--- Start of Data shown ---

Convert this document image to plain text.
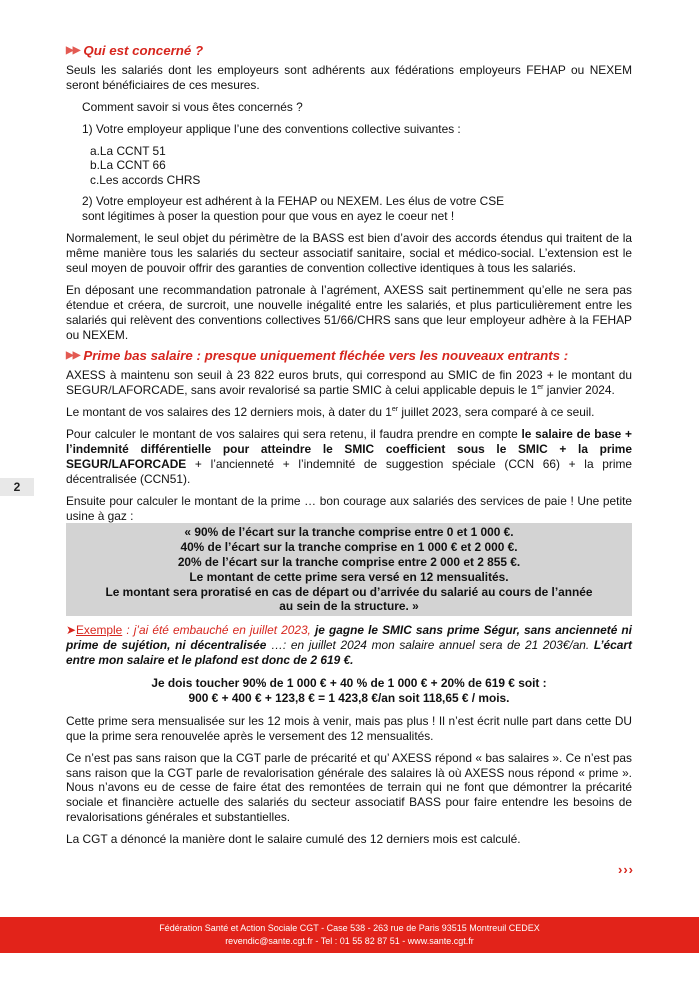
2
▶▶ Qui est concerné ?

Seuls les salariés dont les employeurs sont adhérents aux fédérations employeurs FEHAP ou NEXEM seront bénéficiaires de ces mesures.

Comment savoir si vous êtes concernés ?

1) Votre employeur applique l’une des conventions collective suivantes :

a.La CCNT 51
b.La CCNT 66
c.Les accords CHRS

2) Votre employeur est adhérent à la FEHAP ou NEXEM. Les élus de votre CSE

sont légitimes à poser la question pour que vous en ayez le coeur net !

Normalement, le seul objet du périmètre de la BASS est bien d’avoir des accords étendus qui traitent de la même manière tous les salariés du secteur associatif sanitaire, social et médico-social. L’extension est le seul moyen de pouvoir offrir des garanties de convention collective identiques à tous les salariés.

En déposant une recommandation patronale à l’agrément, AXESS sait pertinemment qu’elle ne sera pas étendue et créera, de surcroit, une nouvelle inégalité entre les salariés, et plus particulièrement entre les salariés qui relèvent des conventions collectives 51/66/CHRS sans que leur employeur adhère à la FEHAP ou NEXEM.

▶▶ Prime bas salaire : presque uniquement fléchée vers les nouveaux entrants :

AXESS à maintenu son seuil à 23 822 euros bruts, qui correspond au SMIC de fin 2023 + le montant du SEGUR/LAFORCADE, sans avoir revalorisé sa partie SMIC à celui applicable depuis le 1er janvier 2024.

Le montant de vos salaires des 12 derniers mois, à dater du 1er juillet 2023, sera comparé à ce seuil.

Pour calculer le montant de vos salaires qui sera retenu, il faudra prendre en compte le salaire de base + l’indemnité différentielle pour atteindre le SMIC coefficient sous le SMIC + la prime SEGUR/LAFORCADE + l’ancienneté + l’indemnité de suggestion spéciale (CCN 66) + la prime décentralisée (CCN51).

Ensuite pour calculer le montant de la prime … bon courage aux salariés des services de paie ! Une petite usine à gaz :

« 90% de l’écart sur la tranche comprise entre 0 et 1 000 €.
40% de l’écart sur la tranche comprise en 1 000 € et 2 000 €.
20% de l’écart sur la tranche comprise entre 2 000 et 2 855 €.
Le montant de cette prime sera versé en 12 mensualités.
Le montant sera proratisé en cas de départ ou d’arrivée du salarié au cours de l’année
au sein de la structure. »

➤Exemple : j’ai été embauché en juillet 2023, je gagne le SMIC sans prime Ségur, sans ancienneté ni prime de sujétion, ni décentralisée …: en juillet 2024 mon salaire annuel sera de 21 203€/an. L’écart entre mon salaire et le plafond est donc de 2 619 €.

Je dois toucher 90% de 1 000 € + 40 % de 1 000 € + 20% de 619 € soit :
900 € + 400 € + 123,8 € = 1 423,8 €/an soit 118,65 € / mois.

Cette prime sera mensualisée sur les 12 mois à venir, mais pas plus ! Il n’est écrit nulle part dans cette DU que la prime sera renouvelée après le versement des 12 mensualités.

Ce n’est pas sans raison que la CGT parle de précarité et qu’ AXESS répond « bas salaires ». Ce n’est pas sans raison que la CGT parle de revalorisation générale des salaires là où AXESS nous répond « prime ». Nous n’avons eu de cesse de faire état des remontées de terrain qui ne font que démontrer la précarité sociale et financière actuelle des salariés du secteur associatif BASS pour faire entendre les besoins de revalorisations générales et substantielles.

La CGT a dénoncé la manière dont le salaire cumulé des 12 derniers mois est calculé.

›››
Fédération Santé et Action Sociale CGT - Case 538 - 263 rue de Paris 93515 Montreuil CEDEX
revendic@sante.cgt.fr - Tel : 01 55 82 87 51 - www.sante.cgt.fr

--- End of Data shown ---

Exercise
Repeat the full listing above exactly, with no pictures in the copy.

Task output
Convert this document image to plain text.
2
▶▶ Qui est concerné ?

Seuls les salariés dont les employeurs sont adhérents aux fédérations employeurs FEHAP ou NEXEM seront bénéficiaires de ces mesures.

Comment savoir si vous êtes concernés ?

1) Votre employeur applique l’une des conventions collective suivantes :

a.La CCNT 51
b.La CCNT 66
c.Les accords CHRS

2) Votre employeur est adhérent à la FEHAP ou NEXEM. Les élus de votre CSE

sont légitimes à poser la question pour que vous en ayez le coeur net !

Normalement, le seul objet du périmètre de la BASS est bien d’avoir des accords étendus qui traitent de la même manière tous les salariés du secteur associatif sanitaire, social et médico-social. L’extension est le seul moyen de pouvoir offrir des garanties de convention collective identiques à tous les salariés.

En déposant une recommandation patronale à l’agrément, AXESS sait pertinemment qu’elle ne sera pas étendue et créera, de surcroit, une nouvelle inégalité entre les salariés, et plus particulièrement entre les salariés qui relèvent des conventions collectives 51/66/CHRS sans que leur employeur adhère à la FEHAP ou NEXEM.

▶▶ Prime bas salaire : presque uniquement fléchée vers les nouveaux entrants :

AXESS à maintenu son seuil à 23 822 euros bruts, qui correspond au SMIC de fin 2023 + le montant du SEGUR/LAFORCADE, sans avoir revalorisé sa partie SMIC à celui applicable depuis le 1er janvier 2024.

Le montant de vos salaires des 12 derniers mois, à dater du 1er juillet 2023, sera comparé à ce seuil.

Pour calculer le montant de vos salaires qui sera retenu, il faudra prendre en compte le salaire de base + l’indemnité différentielle pour atteindre le SMIC coefficient sous le SMIC + la prime SEGUR/LAFORCADE + l’ancienneté + l’indemnité de suggestion spéciale (CCN 66) + la prime décentralisée (CCN51).

Ensuite pour calculer le montant de la prime … bon courage aux salariés des services de paie ! Une petite usine à gaz :

« 90% de l’écart sur la tranche comprise entre 0 et 1 000 €.
40% de l’écart sur la tranche comprise en 1 000 € et 2 000 €.
20% de l’écart sur la tranche comprise entre 2 000 et 2 855 €.
Le montant de cette prime sera versé en 12 mensualités.
Le montant sera proratisé en cas de départ ou d’arrivée du salarié au cours de l’année
au sein de la structure. »

➤Exemple : j’ai été embauché en juillet 2023, je gagne le SMIC sans prime Ségur, sans ancienneté ni prime de sujétion, ni décentralisée …: en juillet 2024 mon salaire annuel sera de 21 203€/an. L’écart entre mon salaire et le plafond est donc de 2 619 €.

Je dois toucher 90% de 1 000 € + 40 % de 1 000 € + 20% de 619 € soit :
900 € + 400 € + 123,8 € = 1 423,8 €/an soit 118,65 € / mois.

Cette prime sera mensualisée sur les 12 mois à venir, mais pas plus ! Il n’est écrit nulle part dans cette DU que la prime sera renouvelée après le versement des 12 mensualités.

Ce n’est pas sans raison que la CGT parle de précarité et qu’ AXESS répond « bas salaires ». Ce n’est pas sans raison que la CGT parle de revalorisation générale des salaires là où AXESS nous répond « prime ». Nous n’avons eu de cesse de faire état des remontées de terrain qui ne font que démontrer la précarité sociale et financière actuelle des salariés du secteur associatif BASS pour faire entendre les besoins de revalorisations générales et substantielles.

La CGT a dénoncé la manière dont le salaire cumulé des 12 derniers mois est calculé.

›››
Fédération Santé et Action Sociale CGT - Case 538 - 263 rue de Paris 93515 Montreuil CEDEX
revendic@sante.cgt.fr - Tel : 01 55 82 87 51 - www.sante.cgt.fr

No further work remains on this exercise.